▶ What this task involves:
All of the material below is to be returned exactly.

▶ Exercise inputs:

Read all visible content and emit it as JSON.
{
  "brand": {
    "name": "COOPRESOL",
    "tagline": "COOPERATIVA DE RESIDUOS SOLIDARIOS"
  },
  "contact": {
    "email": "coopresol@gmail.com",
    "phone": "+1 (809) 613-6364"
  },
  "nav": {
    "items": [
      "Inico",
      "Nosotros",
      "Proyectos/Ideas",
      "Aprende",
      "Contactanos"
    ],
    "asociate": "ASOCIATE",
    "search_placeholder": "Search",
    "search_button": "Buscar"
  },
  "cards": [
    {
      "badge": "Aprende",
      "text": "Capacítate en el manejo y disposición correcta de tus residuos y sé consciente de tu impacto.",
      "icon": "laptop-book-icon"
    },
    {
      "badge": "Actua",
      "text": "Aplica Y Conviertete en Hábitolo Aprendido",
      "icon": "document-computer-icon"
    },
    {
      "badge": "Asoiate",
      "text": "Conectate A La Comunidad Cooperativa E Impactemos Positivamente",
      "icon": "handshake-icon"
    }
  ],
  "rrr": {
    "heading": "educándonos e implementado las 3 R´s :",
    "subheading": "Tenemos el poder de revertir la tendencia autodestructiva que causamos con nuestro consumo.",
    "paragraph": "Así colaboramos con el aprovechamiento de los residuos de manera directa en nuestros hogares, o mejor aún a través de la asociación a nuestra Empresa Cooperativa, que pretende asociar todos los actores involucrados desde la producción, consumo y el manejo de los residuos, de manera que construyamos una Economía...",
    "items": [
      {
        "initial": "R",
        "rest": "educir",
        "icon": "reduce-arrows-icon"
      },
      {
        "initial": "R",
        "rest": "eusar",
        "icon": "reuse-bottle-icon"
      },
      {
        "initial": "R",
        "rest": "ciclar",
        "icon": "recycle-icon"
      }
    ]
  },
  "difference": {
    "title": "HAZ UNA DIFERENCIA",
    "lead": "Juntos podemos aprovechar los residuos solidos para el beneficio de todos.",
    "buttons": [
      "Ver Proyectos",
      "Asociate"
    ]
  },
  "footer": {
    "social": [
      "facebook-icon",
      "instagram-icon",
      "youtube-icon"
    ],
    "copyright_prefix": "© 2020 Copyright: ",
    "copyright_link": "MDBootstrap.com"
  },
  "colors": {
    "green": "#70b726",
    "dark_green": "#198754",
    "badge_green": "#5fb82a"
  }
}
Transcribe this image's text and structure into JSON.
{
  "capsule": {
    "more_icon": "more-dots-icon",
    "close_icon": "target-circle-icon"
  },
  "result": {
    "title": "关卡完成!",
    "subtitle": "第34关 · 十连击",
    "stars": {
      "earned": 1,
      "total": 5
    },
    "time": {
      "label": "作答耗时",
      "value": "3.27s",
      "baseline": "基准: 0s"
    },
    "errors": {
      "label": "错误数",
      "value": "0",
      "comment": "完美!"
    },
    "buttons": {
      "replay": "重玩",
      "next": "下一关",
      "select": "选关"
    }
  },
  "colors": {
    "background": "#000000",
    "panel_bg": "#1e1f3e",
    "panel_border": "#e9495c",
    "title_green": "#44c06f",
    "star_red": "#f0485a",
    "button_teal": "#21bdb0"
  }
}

▶ Solution:
Read all visible content and emit it as JSON.
{
  "brand": {
    "name": "COOPRESOL",
    "tagline": "COOPERATIVA DE RESIDUOS SOLIDARIOS"
  },
  "contact": {
    "email": "coopresol@gmail.com",
    "phone": "+1 (809) 613-6364"
  },
  "nav": {
    "items": [
      "Inico",
      "Nosotros",
      "Proyectos/Ideas",
      "Aprende",
      "Contactanos"
    ],
    "asociate": "ASOCIATE",
    "search_placeholder": "Search",
    "search_button": "Buscar"
  },
  "cards": [
    {
      "badge": "Aprende",
      "text": "Capacítate en el manejo y disposición correcta de tus residuos y sé consciente de tu impacto.",
      "icon": "laptop-book-icon"
    },
    {
      "badge": "Actua",
      "text": "Aplica Y Conviertete en Hábitolo Aprendido",
      "icon": "document-computer-icon"
    },
    {
      "badge": "Asoiate",
      "text": "Conectate A La Comunidad Cooperativa E Impactemos Positivamente",
      "icon": "handshake-icon"
    }
  ],
  "rrr": {
    "heading": "educándonos e implementado las 3 R´s :",
    "subheading": "Tenemos el poder de revertir la tendencia autodestructiva que causamos con nuestro consumo.",
    "paragraph": "Así colaboramos con el aprovechamiento de los residuos de manera directa en nuestros hogares, o mejor aún a través de la asociación a nuestra Empresa Cooperativa, que pretende asociar todos los actores involucrados desde la producción, consumo y el manejo de los residuos, de manera que construyamos una Economía...",
    "items": [
      {
        "initial": "R",
        "rest": "educir",
        "icon": "reduce-arrows-icon"
      },
      {
        "initial": "R",
        "rest": "eusar",
        "icon": "reuse-bottle-icon"
      },
      {
        "initial": "R",
        "rest": "ciclar",
        "icon": "recycle-icon"
      }
    ]
  },
  "difference": {
    "title": "HAZ UNA DIFERENCIA",
    "lead": "Juntos podemos aprovechar los residuos solidos para el beneficio de todos.",
    "buttons": [
      "Ver Proyectos",
      "Asociate"
    ]
  },
  "footer": {
    "social": [
      "facebook-icon",
      "instagram-icon",
      "youtube-icon"
    ],
    "copyright_prefix": "© 2020 Copyright: ",
    "copyright_link": "MDBootstrap.com"
  },
  "colors": {
    "green": "#70b726",
    "dark_green": "#198754",
    "badge_green": "#5fb82a"
  }
}
Transcribe this image's text and structure into JSON.
{
  "capsule": {
    "more_icon": "more-dots-icon",
    "close_icon": "target-circle-icon"
  },
  "result": {
    "title": "关卡完成!",
    "subtitle": "第34关 · 十连击",
    "stars": {
      "earned": 1,
      "total": 5
    },
    "time": {
      "label": "作答耗时",
      "value": "3.27s",
      "baseline": "基准: 0s"
    },
    "errors": {
      "label": "错误数",
      "value": "0",
      "comment": "完美!"
    },
    "buttons": {
      "replay": "重玩",
      "next": "下一关",
      "select": "选关"
    }
  },
  "colors": {
    "background": "#000000",
    "panel_bg": "#1e1f3e",
    "panel_border": "#e9495c",
    "title_green": "#44c06f",
    "star_red": "#f0485a",
    "button_teal": "#21bdb0"
  }
}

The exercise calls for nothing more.